** PROBLEM REQUIREMENTS **
Leave out the pictures, and reproduce exactly the lines from the line containing "What data populates" through the final line of the entries.

** EXERCISE INPUTS **
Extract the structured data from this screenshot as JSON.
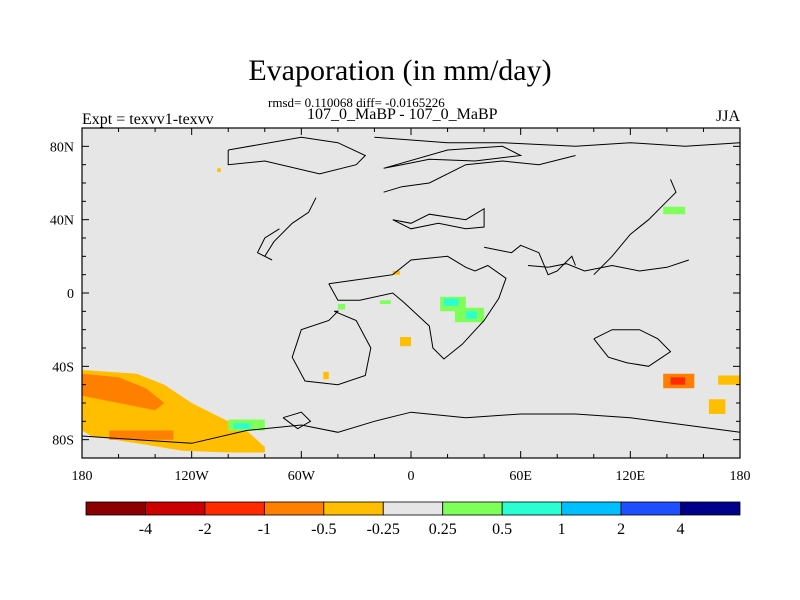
{
  "header": {
    "title": "Evaporation (in mm/day)",
    "stats": "rmsd= 0.110068 diff= -0.0165226",
    "runs": "107_0_MaBP - 107_0_MaBP",
    "expt": "Expt = texvv1-texvv",
    "season": "JJA"
  },
  "chart_data": {
    "type": "heatmap",
    "title": "Evaporation (in mm/day)",
    "subtitle": "107_0_MaBP - 107_0_MaBP",
    "xlabel": "",
    "ylabel": "",
    "xlim": [
      -180,
      180
    ],
    "ylim": [
      -90,
      90
    ],
    "x_ticks": [
      {
        "value": -180,
        "label": "180"
      },
      {
        "value": -120,
        "label": "120W"
      },
      {
        "value": -60,
        "label": "60W"
      },
      {
        "value": 0,
        "label": "0"
      },
      {
        "value": 60,
        "label": "60E"
      },
      {
        "value": 120,
        "label": "120E"
      },
      {
        "value": 180,
        "label": "180"
      }
    ],
    "y_ticks": [
      {
        "value": 80,
        "label": "80N"
      },
      {
        "value": 40,
        "label": "40N"
      },
      {
        "value": 0,
        "label": "0"
      },
      {
        "value": -40,
        "label": "40S"
      },
      {
        "value": -80,
        "label": "80S"
      }
    ],
    "background_color": "#e6e6e6",
    "colorbar": {
      "levels": [
        "-4",
        "-2",
        "-1",
        "-0.5",
        "-0.25",
        "0.25",
        "0.5",
        "1",
        "2",
        "4"
      ],
      "colors": [
        "#8b0000",
        "#cc0000",
        "#ff2a00",
        "#ff7f00",
        "#ffbf00",
        "#e6e6e6",
        "#7fff5a",
        "#2aff d4",
        "#00bfff",
        "#1e50ff",
        "#00008b"
      ]
    },
    "regions": [
      {
        "name": "south-pacific-negative",
        "level": "-0.25",
        "color": "#ffbf00",
        "lon": [
          -180,
          -150,
          -135,
          -120,
          -90,
          -80,
          -80,
          -100,
          -125,
          -150,
          -175,
          -180
        ],
        "lat": [
          -42,
          -44,
          -50,
          -60,
          -75,
          -84,
          -87,
          -87,
          -86,
          -82,
          -78,
          -75
        ]
      },
      {
        "name": "south-pacific-core",
        "level": "-0.5",
        "color": "#ff7f00",
        "lon": [
          -180,
          -160,
          -145,
          -135,
          -140,
          -160,
          -180
        ],
        "lat": [
          -44,
          -46,
          -52,
          -60,
          -64,
          -60,
          -56
        ]
      },
      {
        "name": "south-pacific-band",
        "level": "-0.5",
        "color": "#ff7f00",
        "lon": [
          -165,
          -130,
          -130,
          -165
        ],
        "lat": [
          -75,
          -75,
          -80,
          -80
        ]
      },
      {
        "name": "south-pacific-green",
        "level": "0.25",
        "color": "#7fff5a",
        "lon": [
          -100,
          -80,
          -80,
          -100
        ],
        "lat": [
          -69,
          -69,
          -75,
          -75
        ]
      },
      {
        "name": "south-pacific-cyan",
        "level": "0.5",
        "color": "#2affd4",
        "lon": [
          -97,
          -88,
          -88,
          -97
        ],
        "lat": [
          -71,
          -71,
          -74,
          -74
        ]
      },
      {
        "name": "east-asia-green",
        "level": "0.25",
        "color": "#7fff5a",
        "lon": [
          138,
          150,
          150,
          138
        ],
        "lat": [
          47,
          47,
          43,
          43
        ]
      },
      {
        "name": "australia-south-negative",
        "level": "-0.5",
        "color": "#ff7f00",
        "lon": [
          138,
          155,
          155,
          138
        ],
        "lat": [
          -44,
          -44,
          -52,
          -52
        ]
      },
      {
        "name": "australia-south-core",
        "level": "-1",
        "color": "#ff2a00",
        "lon": [
          142,
          150,
          150,
          142
        ],
        "lat": [
          -46,
          -46,
          -50,
          -50
        ]
      },
      {
        "name": "east-australia-negative",
        "level": "-0.25",
        "color": "#ffbf00",
        "lon": [
          168,
          180,
          180,
          168
        ],
        "lat": [
          -45,
          -45,
          -50,
          -50
        ]
      },
      {
        "name": "nz-negative",
        "level": "-0.25",
        "color": "#ffbf00",
        "lon": [
          163,
          172,
          172,
          163
        ],
        "lat": [
          -58,
          -58,
          -66,
          -66
        ]
      },
      {
        "name": "africa-green-1",
        "level": "0.25",
        "color": "#7fff5a",
        "lon": [
          16,
          30,
          30,
          16
        ],
        "lat": [
          -2,
          -2,
          -10,
          -10
        ]
      },
      {
        "name": "africa-green-2",
        "level": "0.25",
        "color": "#7fff5a",
        "lon": [
          24,
          40,
          40,
          24
        ],
        "lat": [
          -8,
          -8,
          -16,
          -16
        ]
      },
      {
        "name": "africa-cyan-1",
        "level": "0.5",
        "color": "#2affd4",
        "lon": [
          18,
          26,
          26,
          18
        ],
        "lat": [
          -3,
          -3,
          -7,
          -7
        ]
      },
      {
        "name": "africa-cyan-2",
        "level": "0.5",
        "color": "#2affd4",
        "lon": [
          30,
          36,
          36,
          30
        ],
        "lat": [
          -10,
          -10,
          -14,
          -14
        ]
      },
      {
        "name": "africa-green-3",
        "level": "0.25",
        "color": "#7fff5a",
        "lon": [
          -40,
          -36,
          -36,
          -40
        ],
        "lat": [
          -6,
          -6,
          -9,
          -9
        ]
      },
      {
        "name": "africa-green-4",
        "level": "0.25",
        "color": "#7fff5a",
        "lon": [
          -17,
          -11,
          -11,
          -17
        ],
        "lat": [
          -4,
          -4,
          -6,
          -6
        ]
      },
      {
        "name": "africa-orange-1",
        "level": "-0.25",
        "color": "#ffbf00",
        "lon": [
          -6,
          0,
          0,
          -6
        ],
        "lat": [
          -24,
          -24,
          -29,
          -29
        ]
      },
      {
        "name": "africa-orange-2",
        "level": "-0.25",
        "color": "#ffbf00",
        "lon": [
          -10,
          -6,
          -6,
          -10
        ],
        "lat": [
          12,
          12,
          10,
          10
        ]
      },
      {
        "name": "africa-orange-3",
        "level": "-0.25",
        "color": "#ffbf00",
        "lon": [
          -48,
          -45,
          -45,
          -48
        ],
        "lat": [
          -43,
          -43,
          -47,
          -47
        ]
      },
      {
        "name": "arctic-yellow",
        "level": "-0.25",
        "color": "#ffbf00",
        "lon": [
          -106,
          -104,
          -104,
          -106
        ],
        "lat": [
          68,
          68,
          66,
          66
        ]
      }
    ],
    "coastlines": [
      {
        "name": "north-america-arctic",
        "lon": [
          -100,
          -60,
          -40,
          -25,
          -30,
          -50,
          -80,
          -100,
          -100
        ],
        "lat": [
          78,
          85,
          82,
          75,
          70,
          65,
          72,
          70,
          78
        ]
      },
      {
        "name": "north-america-coast",
        "lon": [
          -52,
          -56,
          -65,
          -75,
          -80,
          -76,
          -84,
          -80,
          -72
        ],
        "lat": [
          52,
          44,
          38,
          28,
          20,
          18,
          22,
          30,
          35
        ]
      },
      {
        "name": "greenland",
        "lon": [
          -15,
          20,
          50,
          60,
          35,
          10,
          -5,
          -15
        ],
        "lat": [
          68,
          78,
          80,
          75,
          72,
          73,
          70,
          68
        ]
      },
      {
        "name": "europe-north",
        "lon": [
          -15,
          -5,
          10,
          30,
          50,
          70,
          90
        ],
        "lat": [
          55,
          58,
          60,
          70,
          72,
          70,
          75
        ]
      },
      {
        "name": "eurasia-arctic",
        "lon": [
          -20,
          20,
          50,
          90,
          120,
          150,
          180
        ],
        "lat": [
          85,
          82,
          82,
          80,
          82,
          80,
          82
        ]
      },
      {
        "name": "europe-med",
        "lon": [
          -10,
          0,
          10,
          30,
          40,
          40,
          30,
          15,
          0,
          -10
        ],
        "lat": [
          40,
          38,
          43,
          40,
          46,
          36,
          35,
          38,
          35,
          40
        ]
      },
      {
        "name": "africa",
        "lon": [
          -45,
          -10,
          0,
          20,
          30,
          35,
          42,
          52,
          48,
          40,
          28,
          18,
          12,
          10,
          -4,
          -10,
          -28,
          -40,
          -45
        ],
        "lat": [
          5,
          10,
          18,
          20,
          14,
          12,
          15,
          8,
          -3,
          -15,
          -28,
          -36,
          -30,
          -18,
          -5,
          0,
          -4,
          -4,
          5
        ]
      },
      {
        "name": "arabia-india",
        "lon": [
          40,
          55,
          60,
          70,
          75,
          80,
          88,
          90
        ],
        "lat": [
          25,
          22,
          26,
          22,
          10,
          12,
          20,
          15
        ]
      },
      {
        "name": "asia-east",
        "lon": [
          100,
          110,
          120,
          130,
          140,
          145,
          142
        ],
        "lat": [
          10,
          20,
          32,
          40,
          50,
          55,
          62
        ]
      },
      {
        "name": "southeast-asia",
        "lon": [
          64,
          75,
          85,
          95,
          110,
          125,
          140,
          152
        ],
        "lat": [
          15,
          14,
          16,
          12,
          15,
          12,
          14,
          18
        ]
      },
      {
        "name": "south-america",
        "lon": [
          -42,
          -30,
          -22,
          -25,
          -40,
          -58,
          -65,
          -60,
          -45,
          -40,
          -42
        ],
        "lat": [
          -10,
          -15,
          -30,
          -45,
          -50,
          -48,
          -35,
          -20,
          -15,
          -10,
          -10
        ]
      },
      {
        "name": "antarctica",
        "lon": [
          -180,
          -150,
          -120,
          -90,
          -60,
          -40,
          -20,
          0,
          30,
          60,
          90,
          120,
          150,
          180
        ],
        "lat": [
          -78,
          -80,
          -82,
          -75,
          -72,
          -76,
          -70,
          -65,
          -68,
          -66,
          -66,
          -68,
          -72,
          -76
        ]
      },
      {
        "name": "australia",
        "lon": [
          100,
          110,
          125,
          135,
          142,
          130,
          118,
          108,
          100
        ],
        "lat": [
          -25,
          -20,
          -20,
          -25,
          -32,
          -40,
          -38,
          -35,
          -25
        ]
      },
      {
        "name": "antarctic-peninsula",
        "lon": [
          -70,
          -60,
          -55,
          -62,
          -70
        ],
        "lat": [
          -68,
          -65,
          -70,
          -74,
          -68
        ]
      }
    ]
  }
}
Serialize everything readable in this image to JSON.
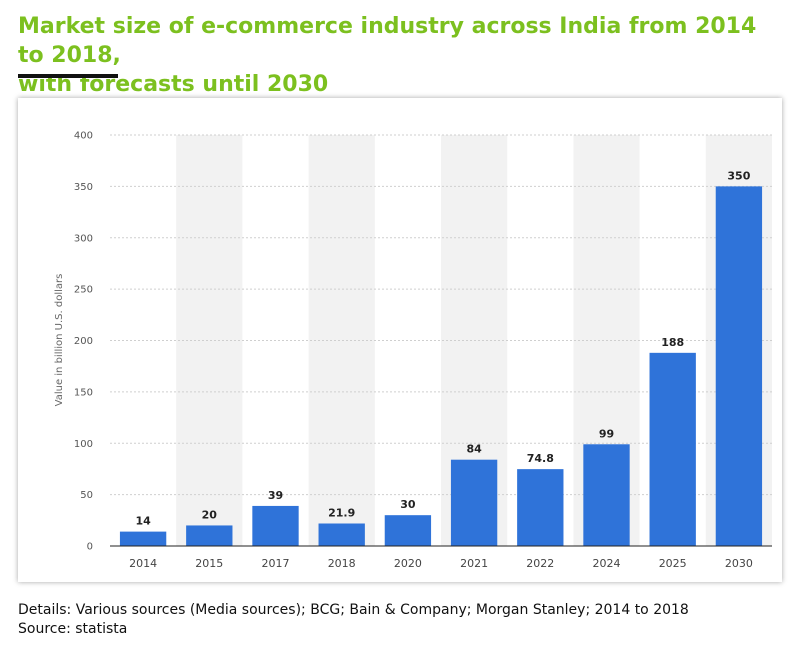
{
  "header": {
    "title_line1": "Market size of e-commerce industry across India from 2014 to 2018,",
    "title_line2": "with forecasts until 2030"
  },
  "chart_data": {
    "type": "bar",
    "title": "Market size of e-commerce industry across India from 2014 to 2018, with forecasts until 2030",
    "xlabel": "",
    "ylabel": "Value in billion U.S. dollars",
    "ylim": [
      0,
      400
    ],
    "yticks": [
      0,
      50,
      100,
      150,
      200,
      250,
      300,
      350,
      400
    ],
    "categories": [
      "2014",
      "2015",
      "2017",
      "2018",
      "2020",
      "2021",
      "2022",
      "2024",
      "2025",
      "2030"
    ],
    "values": [
      14,
      20,
      39,
      21.9,
      30,
      84,
      74.8,
      99,
      188,
      350
    ],
    "value_labels": [
      "14",
      "20",
      "39",
      "21.9",
      "30",
      "84",
      "74.8",
      "99",
      "188",
      "350"
    ],
    "bar_color": "#2f73d9",
    "band_color": "#f2f2f2",
    "grid": true
  },
  "footer": {
    "details": "Details:  Various sources (Media sources); BCG; Bain & Company; Morgan Stanley; 2014 to 2018",
    "source": "Source: statista"
  }
}
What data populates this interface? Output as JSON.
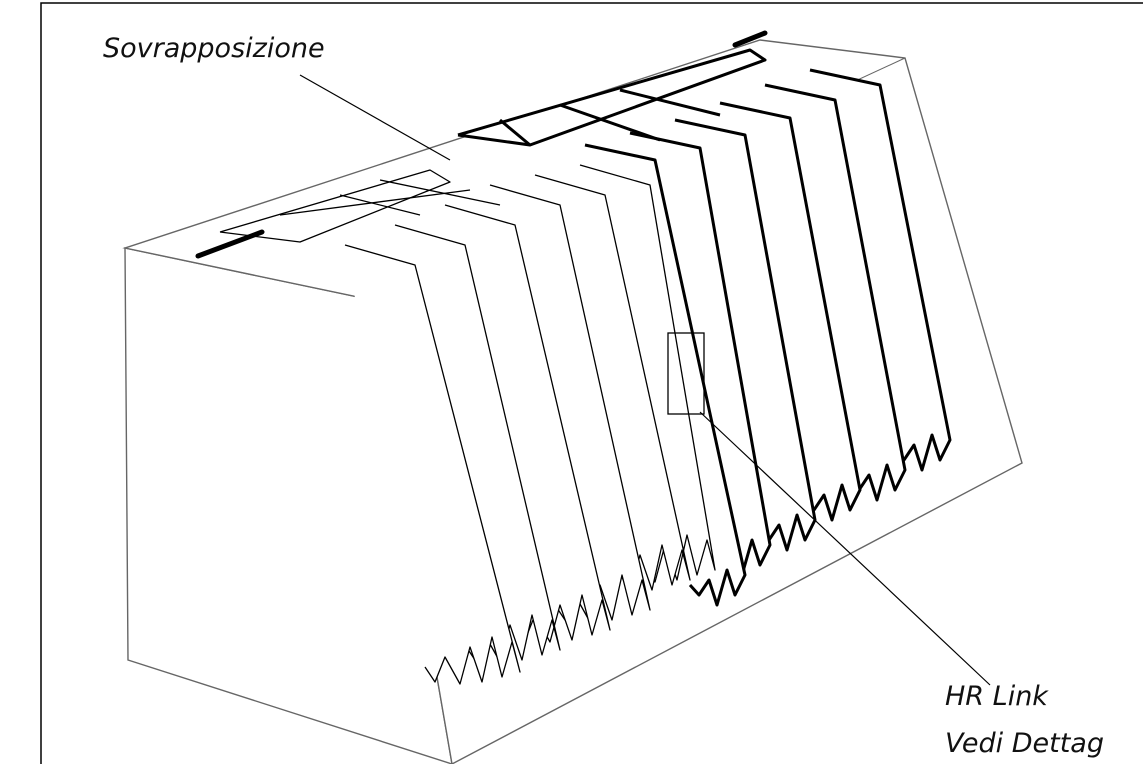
{
  "labels": {
    "overlap": "Sovrapposizione",
    "link": "HR Link",
    "detail": "Vedi Dettag"
  }
}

** WRITTEN ANSWER **
What data populates this interface? Output as JSON.
{
  "labels": {
    "overlap": "Sovrapposizione",
    "link": "HR Link",
    "detail": "Vedi Dettag"
  }
}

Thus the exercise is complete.